Rewrite the entries below, swapping each "legend-label" for "legend-text" and keeping everything else the same.

** Start of LISTING **

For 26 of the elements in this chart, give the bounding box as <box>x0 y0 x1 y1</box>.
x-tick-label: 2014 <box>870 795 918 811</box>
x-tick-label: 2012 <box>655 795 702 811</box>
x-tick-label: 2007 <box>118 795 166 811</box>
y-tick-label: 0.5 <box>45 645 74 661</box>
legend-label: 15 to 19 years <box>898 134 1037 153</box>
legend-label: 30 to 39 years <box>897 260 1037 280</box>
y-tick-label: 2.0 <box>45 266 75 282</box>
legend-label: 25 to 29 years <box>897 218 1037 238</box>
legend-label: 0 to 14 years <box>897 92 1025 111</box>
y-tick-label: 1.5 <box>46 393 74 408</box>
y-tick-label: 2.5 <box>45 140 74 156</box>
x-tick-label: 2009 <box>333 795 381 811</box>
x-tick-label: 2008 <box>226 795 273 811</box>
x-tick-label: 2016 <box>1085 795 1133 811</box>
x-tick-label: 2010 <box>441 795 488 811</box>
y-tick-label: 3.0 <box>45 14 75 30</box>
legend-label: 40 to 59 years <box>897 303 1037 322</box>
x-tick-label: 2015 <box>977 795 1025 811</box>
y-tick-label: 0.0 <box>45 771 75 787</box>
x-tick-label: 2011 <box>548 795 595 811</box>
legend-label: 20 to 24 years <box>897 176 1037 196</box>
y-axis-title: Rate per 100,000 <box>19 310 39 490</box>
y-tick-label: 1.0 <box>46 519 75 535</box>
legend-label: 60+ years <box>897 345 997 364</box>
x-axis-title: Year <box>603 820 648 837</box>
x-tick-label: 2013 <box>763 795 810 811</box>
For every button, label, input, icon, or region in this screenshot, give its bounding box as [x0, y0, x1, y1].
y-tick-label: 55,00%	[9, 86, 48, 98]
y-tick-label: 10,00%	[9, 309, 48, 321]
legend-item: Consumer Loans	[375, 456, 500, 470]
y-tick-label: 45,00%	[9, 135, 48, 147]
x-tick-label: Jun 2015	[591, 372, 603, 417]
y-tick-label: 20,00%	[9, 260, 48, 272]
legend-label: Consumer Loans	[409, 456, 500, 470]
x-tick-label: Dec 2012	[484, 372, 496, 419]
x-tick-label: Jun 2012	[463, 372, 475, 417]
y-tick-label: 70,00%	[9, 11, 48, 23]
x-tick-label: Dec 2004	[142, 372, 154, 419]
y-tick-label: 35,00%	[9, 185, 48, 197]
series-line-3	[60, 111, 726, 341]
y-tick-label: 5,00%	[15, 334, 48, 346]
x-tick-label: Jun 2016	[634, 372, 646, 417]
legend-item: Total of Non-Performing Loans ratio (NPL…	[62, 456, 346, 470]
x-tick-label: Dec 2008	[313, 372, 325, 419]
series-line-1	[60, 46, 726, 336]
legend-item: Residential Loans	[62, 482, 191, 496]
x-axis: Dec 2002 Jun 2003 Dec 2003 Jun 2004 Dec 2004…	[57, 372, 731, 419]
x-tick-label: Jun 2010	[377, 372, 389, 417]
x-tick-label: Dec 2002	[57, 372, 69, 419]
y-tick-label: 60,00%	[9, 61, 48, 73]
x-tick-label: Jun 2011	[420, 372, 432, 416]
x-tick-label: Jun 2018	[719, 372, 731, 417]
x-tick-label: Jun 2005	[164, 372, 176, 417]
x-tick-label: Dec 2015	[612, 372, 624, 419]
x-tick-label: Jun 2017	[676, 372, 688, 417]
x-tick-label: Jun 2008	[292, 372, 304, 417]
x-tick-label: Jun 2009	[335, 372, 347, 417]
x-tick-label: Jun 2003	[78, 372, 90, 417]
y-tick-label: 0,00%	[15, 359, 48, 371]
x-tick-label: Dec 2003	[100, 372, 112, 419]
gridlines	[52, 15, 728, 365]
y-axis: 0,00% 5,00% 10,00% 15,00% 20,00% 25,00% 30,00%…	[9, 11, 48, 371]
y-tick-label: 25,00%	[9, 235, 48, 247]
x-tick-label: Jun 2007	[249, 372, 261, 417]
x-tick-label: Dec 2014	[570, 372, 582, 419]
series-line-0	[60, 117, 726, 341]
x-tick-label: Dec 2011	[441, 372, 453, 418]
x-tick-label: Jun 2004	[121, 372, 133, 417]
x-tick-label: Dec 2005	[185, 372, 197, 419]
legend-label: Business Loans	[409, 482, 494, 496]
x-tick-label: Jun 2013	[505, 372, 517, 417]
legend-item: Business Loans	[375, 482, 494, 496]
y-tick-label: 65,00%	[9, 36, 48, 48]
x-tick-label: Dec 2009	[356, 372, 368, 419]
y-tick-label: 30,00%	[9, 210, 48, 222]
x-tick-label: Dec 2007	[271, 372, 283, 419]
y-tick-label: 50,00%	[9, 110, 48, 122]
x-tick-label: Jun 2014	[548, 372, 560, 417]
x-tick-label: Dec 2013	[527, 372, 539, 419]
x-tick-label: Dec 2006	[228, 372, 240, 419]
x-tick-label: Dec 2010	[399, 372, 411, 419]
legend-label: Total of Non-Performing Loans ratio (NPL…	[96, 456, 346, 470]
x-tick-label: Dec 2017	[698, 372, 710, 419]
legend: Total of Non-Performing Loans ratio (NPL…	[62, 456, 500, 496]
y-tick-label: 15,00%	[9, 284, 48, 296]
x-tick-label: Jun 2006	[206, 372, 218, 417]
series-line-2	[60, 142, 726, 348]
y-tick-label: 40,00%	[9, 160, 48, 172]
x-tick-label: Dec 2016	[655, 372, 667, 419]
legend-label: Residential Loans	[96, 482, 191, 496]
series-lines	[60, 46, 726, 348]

** End of LISTING **

▶ **RESULT FOR THIS EXERCISE**:
For 26 of the elements in this chart, give the bounding box as <box>x0 y0 x1 y1</box>.
x-tick-label: 2014 <box>870 795 918 811</box>
x-tick-label: 2012 <box>655 795 702 811</box>
x-tick-label: 2007 <box>118 795 166 811</box>
y-tick-label: 0.5 <box>45 645 74 661</box>
legend-text: 15 to 19 years <box>898 134 1037 153</box>
legend-text: 30 to 39 years <box>897 260 1037 280</box>
y-tick-label: 2.0 <box>45 266 75 282</box>
legend-text: 25 to 29 years <box>897 218 1037 238</box>
legend-text: 0 to 14 years <box>897 92 1025 111</box>
y-tick-label: 1.5 <box>46 393 74 408</box>
y-tick-label: 2.5 <box>45 140 74 156</box>
x-tick-label: 2009 <box>333 795 381 811</box>
x-tick-label: 2008 <box>226 795 273 811</box>
x-tick-label: 2016 <box>1085 795 1133 811</box>
x-tick-label: 2010 <box>441 795 488 811</box>
y-tick-label: 3.0 <box>45 14 75 30</box>
legend-text: 40 to 59 years <box>897 303 1037 322</box>
x-tick-label: 2015 <box>977 795 1025 811</box>
y-tick-label: 0.0 <box>45 771 75 787</box>
x-tick-label: 2011 <box>548 795 595 811</box>
legend-text: 20 to 24 years <box>897 176 1037 196</box>
y-axis-title: Rate per 100,000 <box>19 310 39 490</box>
y-tick-label: 1.0 <box>46 519 75 535</box>
legend-text: 60+ years <box>897 345 997 364</box>
x-axis-title: Year <box>603 820 648 837</box>
x-tick-label: 2013 <box>763 795 810 811</box>
For every button, label, input, icon, or region in this screenshot, give its bounding box as [x0, y0, x1, y1].
y-tick-label: 55,00%	[9, 86, 48, 98]
y-tick-label: 10,00%	[9, 309, 48, 321]
legend-item: Consumer Loans	[375, 456, 500, 470]
y-tick-label: 45,00%	[9, 135, 48, 147]
x-tick-label: Jun 2015	[591, 372, 603, 417]
y-tick-label: 20,00%	[9, 260, 48, 272]
legend-text: Consumer Loans	[409, 456, 500, 470]
x-tick-label: Dec 2012	[484, 372, 496, 419]
x-tick-label: Jun 2012	[463, 372, 475, 417]
y-tick-label: 70,00%	[9, 11, 48, 23]
x-tick-label: Dec 2004	[142, 372, 154, 419]
y-tick-label: 35,00%	[9, 185, 48, 197]
series-line-3	[60, 111, 726, 341]
y-tick-label: 5,00%	[15, 334, 48, 346]
x-tick-label: Jun 2016	[634, 372, 646, 417]
legend-item: Total of Non-Performing Loans ratio (NPL…	[62, 456, 346, 470]
x-tick-label: Dec 2008	[313, 372, 325, 419]
series-line-1	[60, 46, 726, 336]
legend-item: Residential Loans	[62, 482, 191, 496]
x-axis: Dec 2002 Jun 2003 Dec 2003 Jun 2004 Dec 2004…	[57, 372, 731, 419]
x-tick-label: Jun 2010	[377, 372, 389, 417]
x-tick-label: Dec 2002	[57, 372, 69, 419]
y-tick-label: 60,00%	[9, 61, 48, 73]
x-tick-label: Jun 2011	[420, 372, 432, 416]
x-tick-label: Jun 2018	[719, 372, 731, 417]
x-tick-label: Jun 2005	[164, 372, 176, 417]
x-tick-label: Dec 2015	[612, 372, 624, 419]
x-tick-label: Jun 2017	[676, 372, 688, 417]
x-tick-label: Jun 2008	[292, 372, 304, 417]
x-tick-label: Jun 2009	[335, 372, 347, 417]
x-tick-label: Jun 2003	[78, 372, 90, 417]
y-tick-label: 0,00%	[15, 359, 48, 371]
x-tick-label: Dec 2003	[100, 372, 112, 419]
gridlines	[52, 15, 728, 365]
y-axis: 0,00% 5,00% 10,00% 15,00% 20,00% 25,00% 30,00%…	[9, 11, 48, 371]
y-tick-label: 25,00%	[9, 235, 48, 247]
x-tick-label: Jun 2007	[249, 372, 261, 417]
x-tick-label: Dec 2014	[570, 372, 582, 419]
series-line-0	[60, 117, 726, 341]
x-tick-label: Dec 2011	[441, 372, 453, 418]
x-tick-label: Jun 2004	[121, 372, 133, 417]
x-tick-label: Dec 2005	[185, 372, 197, 419]
legend-text: Business Loans	[409, 482, 494, 496]
x-tick-label: Jun 2013	[505, 372, 517, 417]
legend-item: Business Loans	[375, 482, 494, 496]
y-tick-label: 65,00%	[9, 36, 48, 48]
x-tick-label: Dec 2009	[356, 372, 368, 419]
y-tick-label: 30,00%	[9, 210, 48, 222]
x-tick-label: Dec 2007	[271, 372, 283, 419]
y-tick-label: 50,00%	[9, 110, 48, 122]
x-tick-label: Jun 2014	[548, 372, 560, 417]
x-tick-label: Dec 2013	[527, 372, 539, 419]
x-tick-label: Dec 2006	[228, 372, 240, 419]
x-tick-label: Dec 2010	[399, 372, 411, 419]
legend-text: Total of Non-Performing Loans ratio (NPL…	[96, 456, 346, 470]
x-tick-label: Dec 2017	[698, 372, 710, 419]
legend: Total of Non-Performing Loans ratio (NPL…	[62, 456, 500, 496]
y-tick-label: 15,00%	[9, 284, 48, 296]
x-tick-label: Jun 2006	[206, 372, 218, 417]
series-line-2	[60, 142, 726, 348]
y-tick-label: 40,00%	[9, 160, 48, 172]
x-tick-label: Dec 2016	[655, 372, 667, 419]
legend-text: Residential Loans	[96, 482, 191, 496]
series-lines	[60, 46, 726, 348]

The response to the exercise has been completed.